▸ **RECORDS PROVIDED**:
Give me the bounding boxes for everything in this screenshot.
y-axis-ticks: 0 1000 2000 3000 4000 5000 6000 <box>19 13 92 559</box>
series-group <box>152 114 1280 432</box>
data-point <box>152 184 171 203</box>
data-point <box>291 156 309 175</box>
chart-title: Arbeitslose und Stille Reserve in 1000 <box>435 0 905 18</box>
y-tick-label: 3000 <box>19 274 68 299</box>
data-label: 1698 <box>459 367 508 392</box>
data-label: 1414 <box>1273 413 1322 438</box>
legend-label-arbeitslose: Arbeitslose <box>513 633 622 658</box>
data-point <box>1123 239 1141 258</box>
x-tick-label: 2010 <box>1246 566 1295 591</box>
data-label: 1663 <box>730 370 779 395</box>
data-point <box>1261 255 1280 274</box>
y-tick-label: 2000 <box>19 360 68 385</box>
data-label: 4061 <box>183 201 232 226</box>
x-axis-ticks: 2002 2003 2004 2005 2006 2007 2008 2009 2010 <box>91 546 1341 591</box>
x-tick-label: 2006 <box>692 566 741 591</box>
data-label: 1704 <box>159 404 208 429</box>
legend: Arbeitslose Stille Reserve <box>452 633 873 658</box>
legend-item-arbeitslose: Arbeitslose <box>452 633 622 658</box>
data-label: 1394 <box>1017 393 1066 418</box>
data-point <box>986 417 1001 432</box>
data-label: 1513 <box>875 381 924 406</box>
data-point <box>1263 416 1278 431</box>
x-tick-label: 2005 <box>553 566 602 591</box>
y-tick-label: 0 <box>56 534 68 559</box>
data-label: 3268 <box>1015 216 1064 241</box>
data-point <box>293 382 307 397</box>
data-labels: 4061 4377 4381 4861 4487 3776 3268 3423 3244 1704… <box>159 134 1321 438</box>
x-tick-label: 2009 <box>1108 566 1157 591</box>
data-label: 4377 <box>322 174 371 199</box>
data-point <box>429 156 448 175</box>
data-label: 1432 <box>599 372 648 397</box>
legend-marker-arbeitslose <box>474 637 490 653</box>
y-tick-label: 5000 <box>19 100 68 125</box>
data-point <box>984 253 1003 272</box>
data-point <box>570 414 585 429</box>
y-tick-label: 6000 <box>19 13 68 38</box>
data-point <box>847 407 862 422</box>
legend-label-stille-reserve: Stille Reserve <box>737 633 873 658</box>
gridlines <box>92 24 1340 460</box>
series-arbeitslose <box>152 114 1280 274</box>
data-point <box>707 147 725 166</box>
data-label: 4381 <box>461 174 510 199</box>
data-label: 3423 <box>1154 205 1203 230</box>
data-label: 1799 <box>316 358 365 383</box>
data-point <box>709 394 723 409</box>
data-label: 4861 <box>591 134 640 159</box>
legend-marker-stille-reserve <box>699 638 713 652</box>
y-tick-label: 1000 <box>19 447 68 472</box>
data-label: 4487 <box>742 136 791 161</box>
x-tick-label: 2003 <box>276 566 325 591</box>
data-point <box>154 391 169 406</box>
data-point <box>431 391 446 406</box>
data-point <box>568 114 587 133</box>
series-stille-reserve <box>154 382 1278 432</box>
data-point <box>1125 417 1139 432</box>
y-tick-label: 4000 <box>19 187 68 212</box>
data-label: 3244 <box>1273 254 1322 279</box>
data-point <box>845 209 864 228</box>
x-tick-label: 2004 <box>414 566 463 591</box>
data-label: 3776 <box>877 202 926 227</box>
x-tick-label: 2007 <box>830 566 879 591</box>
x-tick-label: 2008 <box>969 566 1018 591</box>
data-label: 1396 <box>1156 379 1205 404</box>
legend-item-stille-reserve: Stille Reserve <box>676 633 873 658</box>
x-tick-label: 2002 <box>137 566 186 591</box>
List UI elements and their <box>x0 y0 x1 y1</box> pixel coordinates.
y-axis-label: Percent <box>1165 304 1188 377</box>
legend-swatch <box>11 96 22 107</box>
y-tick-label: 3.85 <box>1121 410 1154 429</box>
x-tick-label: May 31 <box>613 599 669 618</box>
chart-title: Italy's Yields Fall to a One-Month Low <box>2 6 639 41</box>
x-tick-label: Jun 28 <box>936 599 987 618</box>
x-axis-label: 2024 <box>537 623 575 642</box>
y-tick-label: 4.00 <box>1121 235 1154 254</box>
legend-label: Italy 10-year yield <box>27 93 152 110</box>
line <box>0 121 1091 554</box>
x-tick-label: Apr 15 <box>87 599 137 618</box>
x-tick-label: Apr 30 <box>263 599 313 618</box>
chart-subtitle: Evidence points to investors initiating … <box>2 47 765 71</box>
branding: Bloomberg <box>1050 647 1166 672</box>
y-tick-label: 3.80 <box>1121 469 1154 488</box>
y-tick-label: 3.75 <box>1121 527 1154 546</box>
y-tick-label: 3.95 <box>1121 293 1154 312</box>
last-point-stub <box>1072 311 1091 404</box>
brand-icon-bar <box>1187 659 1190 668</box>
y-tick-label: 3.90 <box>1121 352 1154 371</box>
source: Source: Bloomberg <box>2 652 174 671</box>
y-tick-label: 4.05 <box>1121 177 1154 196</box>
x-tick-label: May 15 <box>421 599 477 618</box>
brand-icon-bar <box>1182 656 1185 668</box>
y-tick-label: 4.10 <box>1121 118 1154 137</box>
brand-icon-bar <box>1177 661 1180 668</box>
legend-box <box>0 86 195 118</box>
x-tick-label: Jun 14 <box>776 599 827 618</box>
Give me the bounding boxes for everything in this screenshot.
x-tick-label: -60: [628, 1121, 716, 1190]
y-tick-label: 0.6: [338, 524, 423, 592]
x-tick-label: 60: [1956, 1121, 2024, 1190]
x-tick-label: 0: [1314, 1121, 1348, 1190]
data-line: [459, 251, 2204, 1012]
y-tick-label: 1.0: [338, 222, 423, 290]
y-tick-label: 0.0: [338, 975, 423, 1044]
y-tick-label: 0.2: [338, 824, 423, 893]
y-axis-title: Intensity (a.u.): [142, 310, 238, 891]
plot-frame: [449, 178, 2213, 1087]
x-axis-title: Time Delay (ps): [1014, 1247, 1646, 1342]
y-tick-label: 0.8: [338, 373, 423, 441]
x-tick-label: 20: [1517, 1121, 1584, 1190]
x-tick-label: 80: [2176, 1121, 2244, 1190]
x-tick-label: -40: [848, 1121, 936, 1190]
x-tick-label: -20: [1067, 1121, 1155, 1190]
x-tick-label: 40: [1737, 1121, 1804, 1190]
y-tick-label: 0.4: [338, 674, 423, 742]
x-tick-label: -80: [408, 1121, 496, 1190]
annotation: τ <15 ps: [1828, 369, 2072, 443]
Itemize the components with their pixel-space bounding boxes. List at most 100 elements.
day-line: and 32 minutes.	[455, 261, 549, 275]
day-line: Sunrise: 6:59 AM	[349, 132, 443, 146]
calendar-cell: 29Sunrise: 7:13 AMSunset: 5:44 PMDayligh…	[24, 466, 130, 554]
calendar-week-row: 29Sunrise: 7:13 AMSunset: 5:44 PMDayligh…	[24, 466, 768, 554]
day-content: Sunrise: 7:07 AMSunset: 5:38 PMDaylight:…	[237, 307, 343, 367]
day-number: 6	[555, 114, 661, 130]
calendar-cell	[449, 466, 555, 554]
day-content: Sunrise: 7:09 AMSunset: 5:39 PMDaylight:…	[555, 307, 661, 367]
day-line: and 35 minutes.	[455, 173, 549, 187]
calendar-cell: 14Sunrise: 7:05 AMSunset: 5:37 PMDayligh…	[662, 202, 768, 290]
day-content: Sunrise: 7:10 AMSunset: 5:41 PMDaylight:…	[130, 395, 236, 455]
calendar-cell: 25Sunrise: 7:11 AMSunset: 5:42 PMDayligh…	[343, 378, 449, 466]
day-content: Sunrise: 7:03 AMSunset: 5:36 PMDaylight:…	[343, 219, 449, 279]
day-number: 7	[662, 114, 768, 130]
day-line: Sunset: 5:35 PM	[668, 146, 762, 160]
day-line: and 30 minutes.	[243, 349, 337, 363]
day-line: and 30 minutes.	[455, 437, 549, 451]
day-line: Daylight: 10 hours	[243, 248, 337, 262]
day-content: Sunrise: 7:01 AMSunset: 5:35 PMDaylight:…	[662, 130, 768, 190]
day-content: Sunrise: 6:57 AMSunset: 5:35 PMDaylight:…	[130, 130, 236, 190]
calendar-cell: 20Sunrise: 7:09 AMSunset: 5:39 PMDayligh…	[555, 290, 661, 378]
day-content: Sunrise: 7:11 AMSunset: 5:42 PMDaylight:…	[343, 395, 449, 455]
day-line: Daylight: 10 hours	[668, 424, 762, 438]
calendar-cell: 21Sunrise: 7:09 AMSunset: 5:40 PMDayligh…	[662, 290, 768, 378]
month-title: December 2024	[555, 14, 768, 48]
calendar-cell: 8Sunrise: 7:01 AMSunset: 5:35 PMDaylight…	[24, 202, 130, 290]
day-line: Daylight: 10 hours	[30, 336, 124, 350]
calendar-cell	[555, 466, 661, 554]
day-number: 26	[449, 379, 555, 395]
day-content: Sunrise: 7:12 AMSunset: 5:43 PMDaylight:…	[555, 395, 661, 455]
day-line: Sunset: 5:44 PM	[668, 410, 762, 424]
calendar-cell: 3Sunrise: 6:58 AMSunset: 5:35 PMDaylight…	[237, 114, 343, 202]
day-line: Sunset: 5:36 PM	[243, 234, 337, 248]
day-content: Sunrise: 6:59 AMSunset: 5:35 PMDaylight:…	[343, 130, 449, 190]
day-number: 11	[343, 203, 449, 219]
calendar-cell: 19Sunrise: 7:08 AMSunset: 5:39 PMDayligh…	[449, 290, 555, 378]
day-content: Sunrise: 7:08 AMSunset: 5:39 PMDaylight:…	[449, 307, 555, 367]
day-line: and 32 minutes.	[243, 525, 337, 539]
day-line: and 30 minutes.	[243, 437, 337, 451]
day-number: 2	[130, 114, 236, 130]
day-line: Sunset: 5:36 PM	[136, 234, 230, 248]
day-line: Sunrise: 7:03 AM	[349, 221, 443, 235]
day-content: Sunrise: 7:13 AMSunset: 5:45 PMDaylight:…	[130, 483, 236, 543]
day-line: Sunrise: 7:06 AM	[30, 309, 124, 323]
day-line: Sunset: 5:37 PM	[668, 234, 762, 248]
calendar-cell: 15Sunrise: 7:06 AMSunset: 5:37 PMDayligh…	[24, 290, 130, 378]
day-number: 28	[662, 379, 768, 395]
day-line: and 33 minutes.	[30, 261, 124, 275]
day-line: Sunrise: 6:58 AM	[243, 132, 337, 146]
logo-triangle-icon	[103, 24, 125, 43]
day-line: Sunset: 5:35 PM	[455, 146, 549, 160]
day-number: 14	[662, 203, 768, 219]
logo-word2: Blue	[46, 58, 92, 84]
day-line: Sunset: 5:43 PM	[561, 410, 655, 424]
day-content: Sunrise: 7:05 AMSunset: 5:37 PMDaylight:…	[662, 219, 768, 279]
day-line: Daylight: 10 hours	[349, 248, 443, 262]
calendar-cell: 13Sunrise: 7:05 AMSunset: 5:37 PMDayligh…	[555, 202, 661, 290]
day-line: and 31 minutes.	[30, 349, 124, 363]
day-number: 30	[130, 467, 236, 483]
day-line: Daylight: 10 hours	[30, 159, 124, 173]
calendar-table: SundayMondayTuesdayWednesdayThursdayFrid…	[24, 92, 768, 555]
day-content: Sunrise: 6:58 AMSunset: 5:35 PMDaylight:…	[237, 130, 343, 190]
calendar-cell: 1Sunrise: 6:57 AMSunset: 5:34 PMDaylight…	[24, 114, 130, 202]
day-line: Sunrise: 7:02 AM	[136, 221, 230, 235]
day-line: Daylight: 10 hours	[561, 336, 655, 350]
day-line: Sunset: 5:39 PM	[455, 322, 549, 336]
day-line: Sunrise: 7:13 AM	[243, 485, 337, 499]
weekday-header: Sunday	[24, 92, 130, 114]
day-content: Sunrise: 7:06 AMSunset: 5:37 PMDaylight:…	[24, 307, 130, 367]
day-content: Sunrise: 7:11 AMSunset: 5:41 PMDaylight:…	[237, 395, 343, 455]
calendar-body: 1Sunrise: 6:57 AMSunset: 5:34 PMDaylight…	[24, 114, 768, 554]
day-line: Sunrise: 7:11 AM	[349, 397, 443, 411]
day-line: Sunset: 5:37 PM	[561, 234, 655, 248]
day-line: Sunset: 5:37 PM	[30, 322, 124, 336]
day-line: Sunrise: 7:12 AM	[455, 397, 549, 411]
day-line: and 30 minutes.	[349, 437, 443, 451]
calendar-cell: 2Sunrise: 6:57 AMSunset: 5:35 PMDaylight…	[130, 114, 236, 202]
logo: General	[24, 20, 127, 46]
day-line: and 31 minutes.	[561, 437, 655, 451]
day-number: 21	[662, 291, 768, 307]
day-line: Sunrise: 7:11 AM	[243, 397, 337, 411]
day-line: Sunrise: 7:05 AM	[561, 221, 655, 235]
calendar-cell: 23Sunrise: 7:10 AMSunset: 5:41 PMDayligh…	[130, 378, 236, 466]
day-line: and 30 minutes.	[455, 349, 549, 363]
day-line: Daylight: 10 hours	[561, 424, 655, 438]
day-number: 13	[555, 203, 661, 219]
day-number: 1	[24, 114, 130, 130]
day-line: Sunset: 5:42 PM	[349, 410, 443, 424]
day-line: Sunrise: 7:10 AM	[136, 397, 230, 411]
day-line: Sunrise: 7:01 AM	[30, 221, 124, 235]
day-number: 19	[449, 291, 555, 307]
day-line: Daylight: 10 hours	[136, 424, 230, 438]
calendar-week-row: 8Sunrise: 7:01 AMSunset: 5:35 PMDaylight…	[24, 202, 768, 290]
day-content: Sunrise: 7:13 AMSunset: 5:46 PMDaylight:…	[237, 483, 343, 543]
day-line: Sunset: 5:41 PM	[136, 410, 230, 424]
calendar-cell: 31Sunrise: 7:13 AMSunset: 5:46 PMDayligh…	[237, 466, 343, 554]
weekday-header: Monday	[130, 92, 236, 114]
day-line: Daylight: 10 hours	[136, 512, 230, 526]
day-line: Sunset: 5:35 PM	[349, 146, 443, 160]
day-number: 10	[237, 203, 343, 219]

▸ **WHAT TO PRODUCE**:
Rewrite the stretch from the start of the lines through the line containing "x-axis-ticks: 2002 2003", with "data-point" changed to "point-marker" and everything else left as it is.

▸ **WRITTEN REPLY**:
Give me the bounding boxes for everything in this screenshot.
y-axis-ticks: 0 1000 2000 3000 4000 5000 6000 <box>19 13 92 559</box>
series-group <box>152 114 1280 432</box>
point-marker <box>152 184 171 203</box>
point-marker <box>291 156 309 175</box>
chart-title: Arbeitslose und Stille Reserve in 1000 <box>435 0 905 18</box>
y-tick-label: 3000 <box>19 274 68 299</box>
data-label: 1698 <box>459 367 508 392</box>
data-label: 1414 <box>1273 413 1322 438</box>
legend-label-arbeitslose: Arbeitslose <box>513 633 622 658</box>
point-marker <box>1123 239 1141 258</box>
x-tick-label: 2010 <box>1246 566 1295 591</box>
data-label: 1663 <box>730 370 779 395</box>
point-marker <box>1261 255 1280 274</box>
y-tick-label: 2000 <box>19 360 68 385</box>
data-label: 4061 <box>183 201 232 226</box>
x-axis-ticks: 2002 2003 2004 2005 2006 2007 2008 2009 2010 <box>91 546 1341 591</box>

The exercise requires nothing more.